#### Given data ####
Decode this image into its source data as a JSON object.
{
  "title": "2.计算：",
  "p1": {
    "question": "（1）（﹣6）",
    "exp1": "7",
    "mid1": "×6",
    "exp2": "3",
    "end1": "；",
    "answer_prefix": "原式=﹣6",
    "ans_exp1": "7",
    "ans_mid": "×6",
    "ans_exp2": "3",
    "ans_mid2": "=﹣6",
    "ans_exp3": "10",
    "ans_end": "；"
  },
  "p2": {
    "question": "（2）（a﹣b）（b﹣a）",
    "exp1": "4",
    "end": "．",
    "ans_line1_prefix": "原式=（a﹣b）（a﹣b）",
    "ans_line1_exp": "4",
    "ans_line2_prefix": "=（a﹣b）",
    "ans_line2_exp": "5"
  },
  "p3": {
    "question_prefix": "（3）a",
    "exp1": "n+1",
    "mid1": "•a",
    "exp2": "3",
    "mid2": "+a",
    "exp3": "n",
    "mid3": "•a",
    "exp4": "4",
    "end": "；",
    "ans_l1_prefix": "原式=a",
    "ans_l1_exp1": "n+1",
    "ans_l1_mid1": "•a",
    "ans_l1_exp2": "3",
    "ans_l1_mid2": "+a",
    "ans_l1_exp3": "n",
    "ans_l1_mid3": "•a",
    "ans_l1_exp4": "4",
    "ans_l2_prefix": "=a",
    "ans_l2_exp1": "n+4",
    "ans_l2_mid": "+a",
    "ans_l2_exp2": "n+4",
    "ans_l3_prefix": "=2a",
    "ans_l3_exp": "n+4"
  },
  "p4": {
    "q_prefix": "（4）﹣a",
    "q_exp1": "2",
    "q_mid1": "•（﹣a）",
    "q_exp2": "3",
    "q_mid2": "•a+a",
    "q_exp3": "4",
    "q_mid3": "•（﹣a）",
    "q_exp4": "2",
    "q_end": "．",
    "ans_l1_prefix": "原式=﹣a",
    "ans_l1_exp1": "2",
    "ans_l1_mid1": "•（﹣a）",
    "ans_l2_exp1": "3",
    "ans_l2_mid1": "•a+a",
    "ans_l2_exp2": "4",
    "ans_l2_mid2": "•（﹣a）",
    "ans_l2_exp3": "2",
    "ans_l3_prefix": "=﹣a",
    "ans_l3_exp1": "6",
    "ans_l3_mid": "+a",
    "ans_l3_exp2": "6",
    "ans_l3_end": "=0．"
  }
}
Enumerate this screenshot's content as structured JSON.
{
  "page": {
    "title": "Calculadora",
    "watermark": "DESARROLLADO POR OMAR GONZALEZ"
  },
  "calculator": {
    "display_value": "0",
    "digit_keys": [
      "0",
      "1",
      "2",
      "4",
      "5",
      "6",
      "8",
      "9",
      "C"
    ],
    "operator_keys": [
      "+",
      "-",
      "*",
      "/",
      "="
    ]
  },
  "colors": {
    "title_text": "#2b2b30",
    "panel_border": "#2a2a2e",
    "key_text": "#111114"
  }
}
####
#### Given data ####
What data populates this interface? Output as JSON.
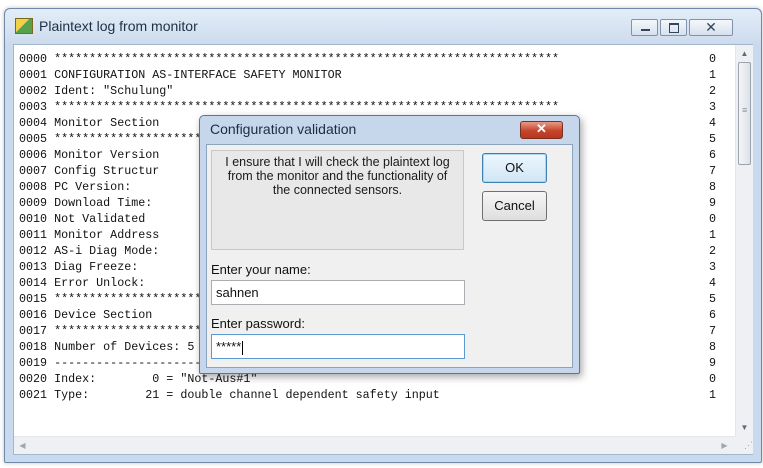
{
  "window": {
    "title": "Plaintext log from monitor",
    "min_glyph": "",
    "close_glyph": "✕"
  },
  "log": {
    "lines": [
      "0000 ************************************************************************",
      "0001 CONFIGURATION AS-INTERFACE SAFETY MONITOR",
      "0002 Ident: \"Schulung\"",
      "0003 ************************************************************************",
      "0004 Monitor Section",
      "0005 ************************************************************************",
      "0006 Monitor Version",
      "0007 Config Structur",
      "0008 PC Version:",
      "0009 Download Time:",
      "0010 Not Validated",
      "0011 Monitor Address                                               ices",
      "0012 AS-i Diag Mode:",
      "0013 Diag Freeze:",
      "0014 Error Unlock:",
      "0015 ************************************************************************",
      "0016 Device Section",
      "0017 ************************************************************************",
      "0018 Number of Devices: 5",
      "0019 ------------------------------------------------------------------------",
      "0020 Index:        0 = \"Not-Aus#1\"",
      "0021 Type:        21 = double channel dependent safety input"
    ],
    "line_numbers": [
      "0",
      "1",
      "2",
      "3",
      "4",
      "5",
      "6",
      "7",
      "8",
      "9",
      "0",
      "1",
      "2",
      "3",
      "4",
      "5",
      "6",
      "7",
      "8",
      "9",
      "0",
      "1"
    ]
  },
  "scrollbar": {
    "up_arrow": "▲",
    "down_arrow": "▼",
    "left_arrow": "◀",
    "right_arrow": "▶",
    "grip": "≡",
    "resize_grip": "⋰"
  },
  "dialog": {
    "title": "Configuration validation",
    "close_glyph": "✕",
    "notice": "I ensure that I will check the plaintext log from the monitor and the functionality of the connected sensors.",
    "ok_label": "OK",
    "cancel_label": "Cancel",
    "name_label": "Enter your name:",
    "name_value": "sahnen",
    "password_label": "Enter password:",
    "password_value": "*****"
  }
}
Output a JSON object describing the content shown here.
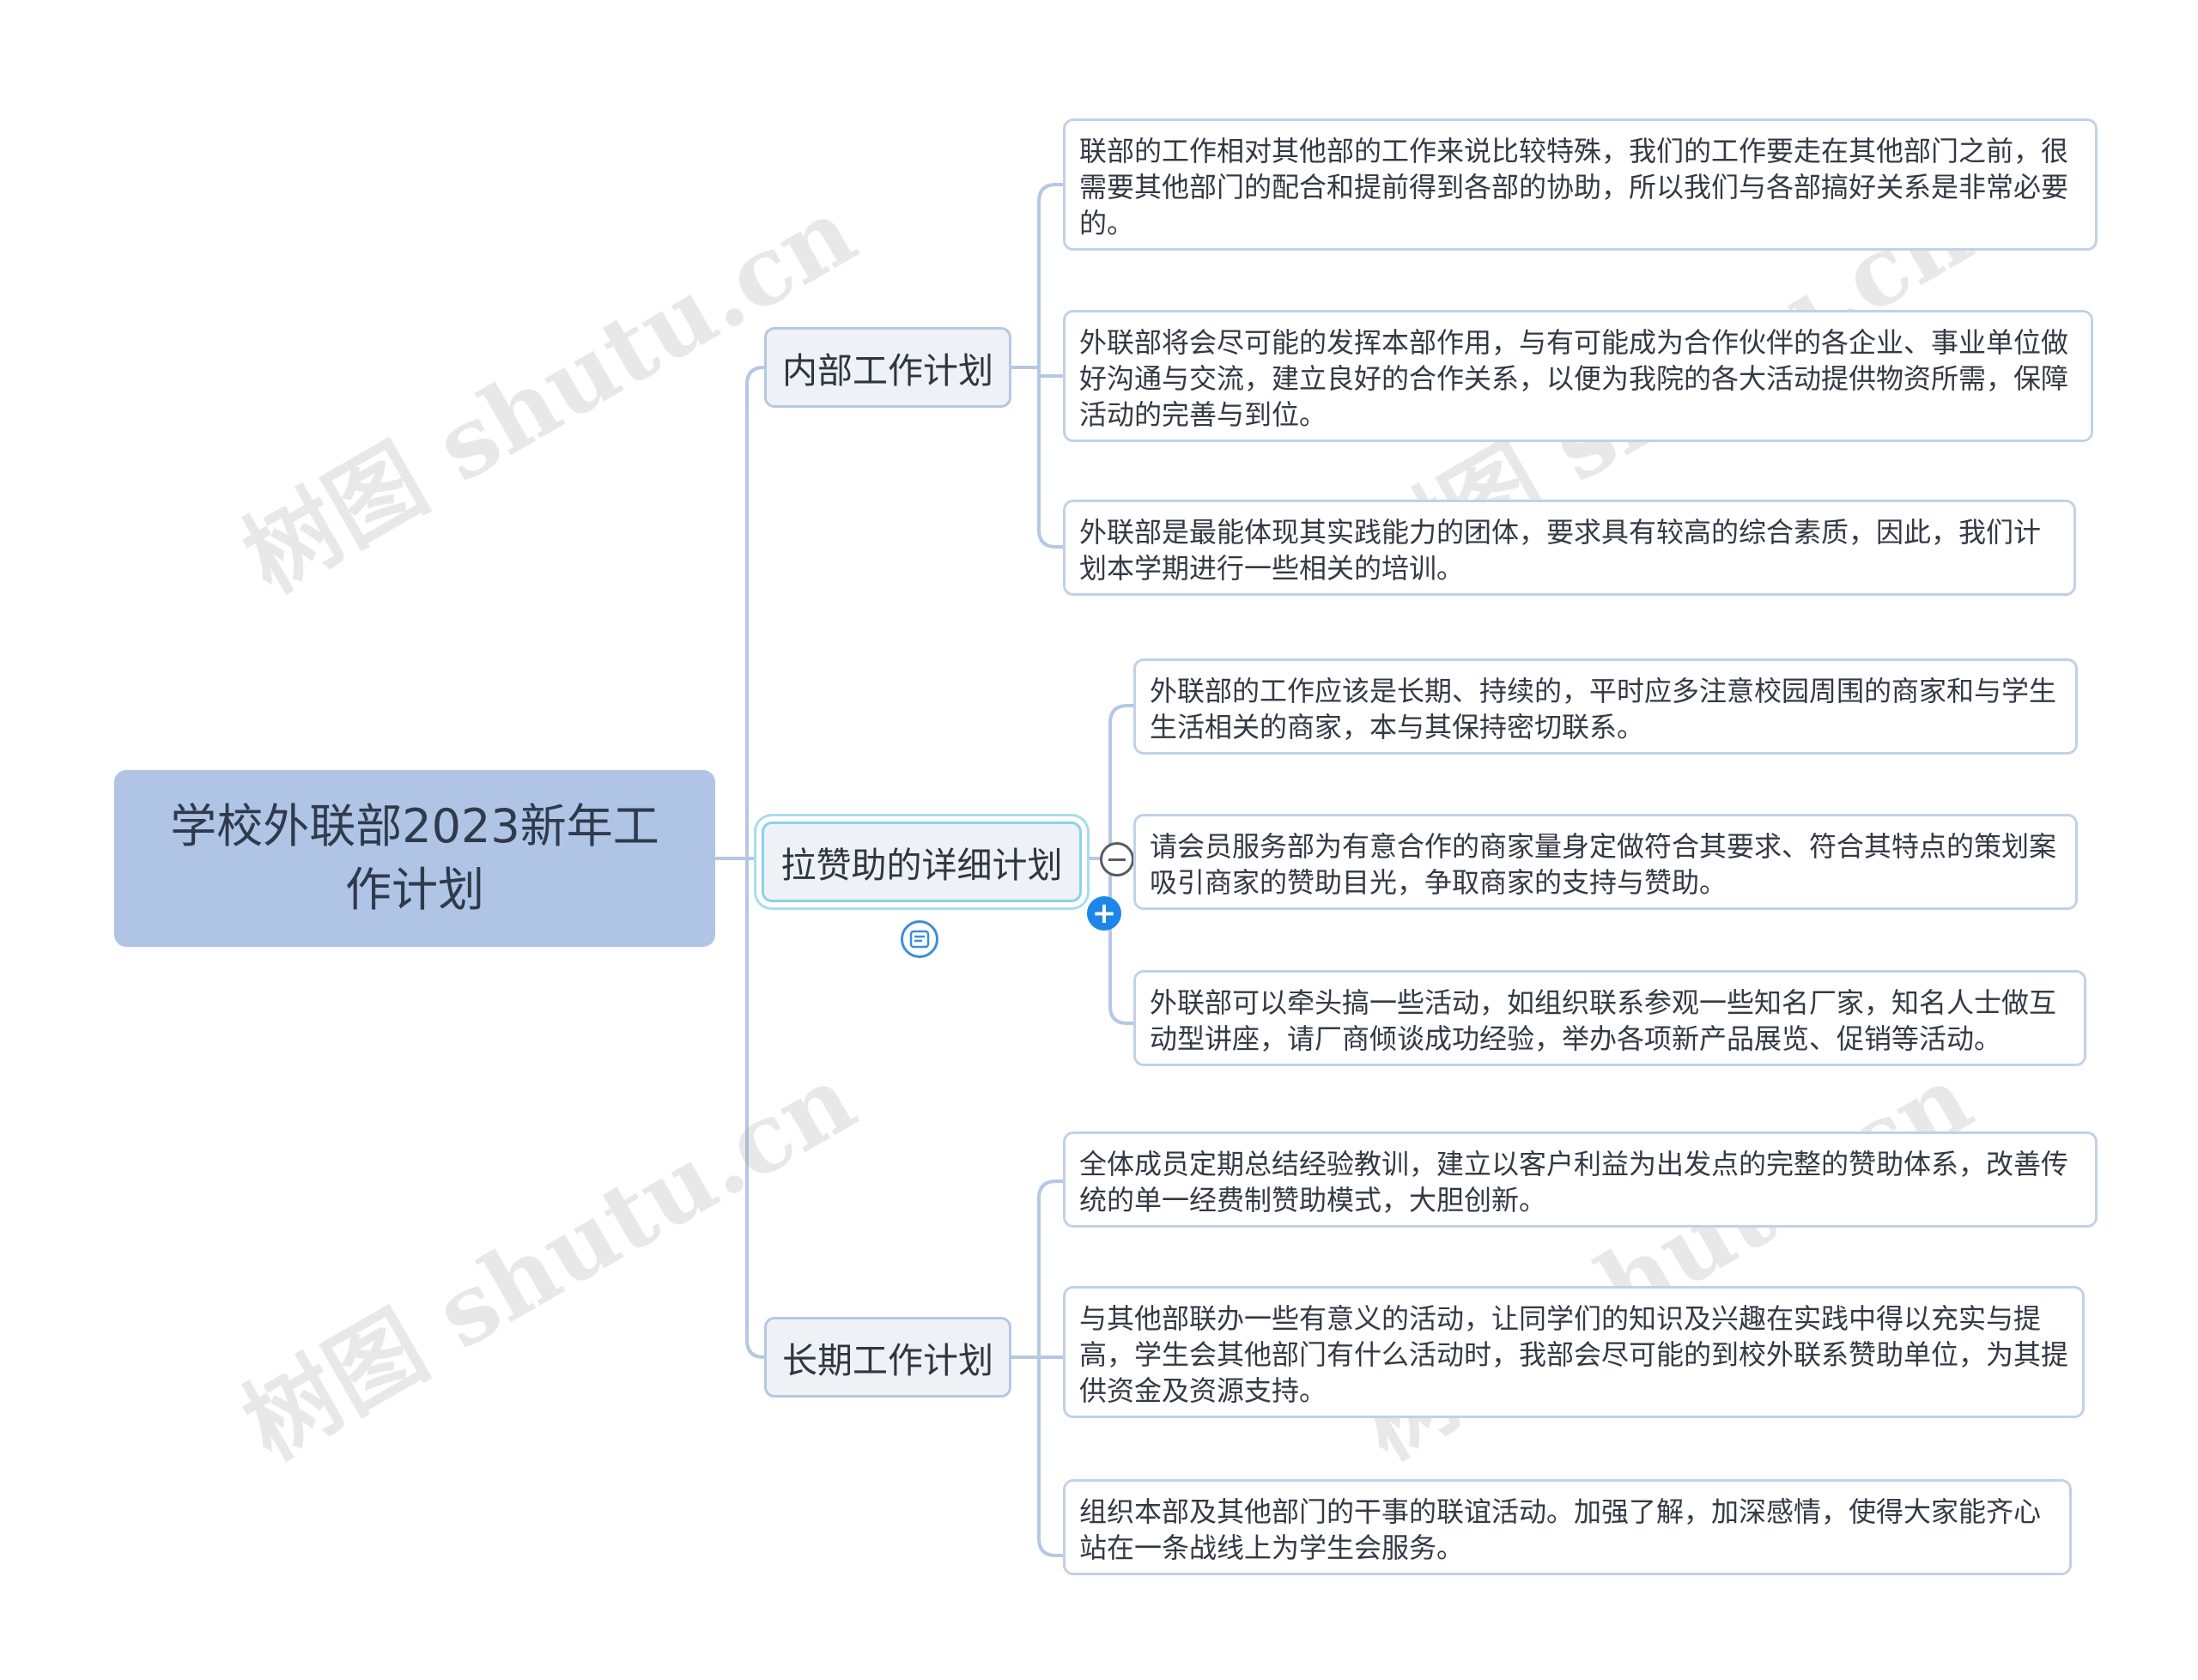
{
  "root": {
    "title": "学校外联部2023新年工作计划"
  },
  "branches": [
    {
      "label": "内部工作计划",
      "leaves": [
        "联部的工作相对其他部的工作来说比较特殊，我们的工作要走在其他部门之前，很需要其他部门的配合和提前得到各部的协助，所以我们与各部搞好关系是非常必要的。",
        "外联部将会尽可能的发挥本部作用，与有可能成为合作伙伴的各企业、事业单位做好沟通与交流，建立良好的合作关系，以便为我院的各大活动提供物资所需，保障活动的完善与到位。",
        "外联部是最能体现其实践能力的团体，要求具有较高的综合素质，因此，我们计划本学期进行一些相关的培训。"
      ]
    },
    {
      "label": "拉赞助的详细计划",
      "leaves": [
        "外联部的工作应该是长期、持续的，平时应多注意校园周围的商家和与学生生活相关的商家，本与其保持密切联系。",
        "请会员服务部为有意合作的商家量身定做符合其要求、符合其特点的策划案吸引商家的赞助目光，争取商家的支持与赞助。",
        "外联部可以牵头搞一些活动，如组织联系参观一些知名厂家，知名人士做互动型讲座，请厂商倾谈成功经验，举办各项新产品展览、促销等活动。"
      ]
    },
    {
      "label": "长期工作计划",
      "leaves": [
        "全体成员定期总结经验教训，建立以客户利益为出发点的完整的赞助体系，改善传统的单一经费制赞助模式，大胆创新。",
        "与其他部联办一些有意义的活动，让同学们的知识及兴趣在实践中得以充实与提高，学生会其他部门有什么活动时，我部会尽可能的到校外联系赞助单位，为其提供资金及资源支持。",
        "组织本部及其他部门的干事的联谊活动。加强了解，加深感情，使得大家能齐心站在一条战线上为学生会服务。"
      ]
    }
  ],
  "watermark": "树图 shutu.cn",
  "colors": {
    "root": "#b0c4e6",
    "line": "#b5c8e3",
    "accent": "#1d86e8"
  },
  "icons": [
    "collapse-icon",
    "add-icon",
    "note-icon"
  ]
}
####
#### Given data ####
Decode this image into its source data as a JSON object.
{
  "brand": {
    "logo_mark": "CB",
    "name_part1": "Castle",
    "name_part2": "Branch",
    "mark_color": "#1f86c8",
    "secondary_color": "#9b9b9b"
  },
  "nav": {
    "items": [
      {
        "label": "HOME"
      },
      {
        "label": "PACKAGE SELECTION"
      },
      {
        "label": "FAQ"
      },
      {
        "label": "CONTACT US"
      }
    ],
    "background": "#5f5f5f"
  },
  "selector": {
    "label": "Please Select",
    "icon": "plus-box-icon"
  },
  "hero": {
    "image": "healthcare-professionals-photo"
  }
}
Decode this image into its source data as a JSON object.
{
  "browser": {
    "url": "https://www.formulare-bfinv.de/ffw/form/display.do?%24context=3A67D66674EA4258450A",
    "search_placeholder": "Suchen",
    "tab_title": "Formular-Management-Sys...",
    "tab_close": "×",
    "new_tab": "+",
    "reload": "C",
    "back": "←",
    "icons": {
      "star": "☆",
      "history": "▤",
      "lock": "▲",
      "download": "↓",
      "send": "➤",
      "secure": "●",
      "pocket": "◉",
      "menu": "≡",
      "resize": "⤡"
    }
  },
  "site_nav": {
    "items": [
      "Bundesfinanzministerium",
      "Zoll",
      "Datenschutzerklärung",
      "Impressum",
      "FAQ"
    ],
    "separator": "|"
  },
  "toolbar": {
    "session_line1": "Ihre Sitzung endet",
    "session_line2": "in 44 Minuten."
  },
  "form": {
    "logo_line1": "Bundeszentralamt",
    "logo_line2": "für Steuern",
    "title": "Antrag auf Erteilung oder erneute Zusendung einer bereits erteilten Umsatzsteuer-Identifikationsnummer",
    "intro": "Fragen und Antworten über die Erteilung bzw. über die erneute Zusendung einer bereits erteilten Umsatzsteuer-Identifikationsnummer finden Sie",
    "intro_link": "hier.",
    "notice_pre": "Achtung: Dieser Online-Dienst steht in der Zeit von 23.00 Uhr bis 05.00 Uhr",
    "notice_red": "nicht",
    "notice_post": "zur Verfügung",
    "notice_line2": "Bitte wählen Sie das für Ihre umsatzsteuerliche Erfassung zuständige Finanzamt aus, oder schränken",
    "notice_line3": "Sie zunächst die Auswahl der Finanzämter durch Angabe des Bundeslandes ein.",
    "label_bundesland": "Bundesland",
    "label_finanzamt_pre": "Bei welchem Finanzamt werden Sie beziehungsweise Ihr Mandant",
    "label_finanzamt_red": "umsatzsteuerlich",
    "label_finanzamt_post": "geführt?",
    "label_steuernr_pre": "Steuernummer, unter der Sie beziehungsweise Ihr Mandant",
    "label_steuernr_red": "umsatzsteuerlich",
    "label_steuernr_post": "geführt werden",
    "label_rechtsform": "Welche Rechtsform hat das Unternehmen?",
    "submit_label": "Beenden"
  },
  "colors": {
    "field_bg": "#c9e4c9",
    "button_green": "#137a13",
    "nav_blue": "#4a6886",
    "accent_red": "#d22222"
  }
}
####
## Instruction:
Every line that holds the string "Zusendung" should be returned.

## The response:
    "title": "Antrag auf Erteilung oder erneute Zusendung einer bereits erteilten Umsatzsteuer-Identifikationsnummer",
    "intro": "Fragen und Antworten über die Erteilung bzw. über die erneute Zusendung einer bereits erteilten Umsatzsteuer-Identifikationsnummer finden Sie",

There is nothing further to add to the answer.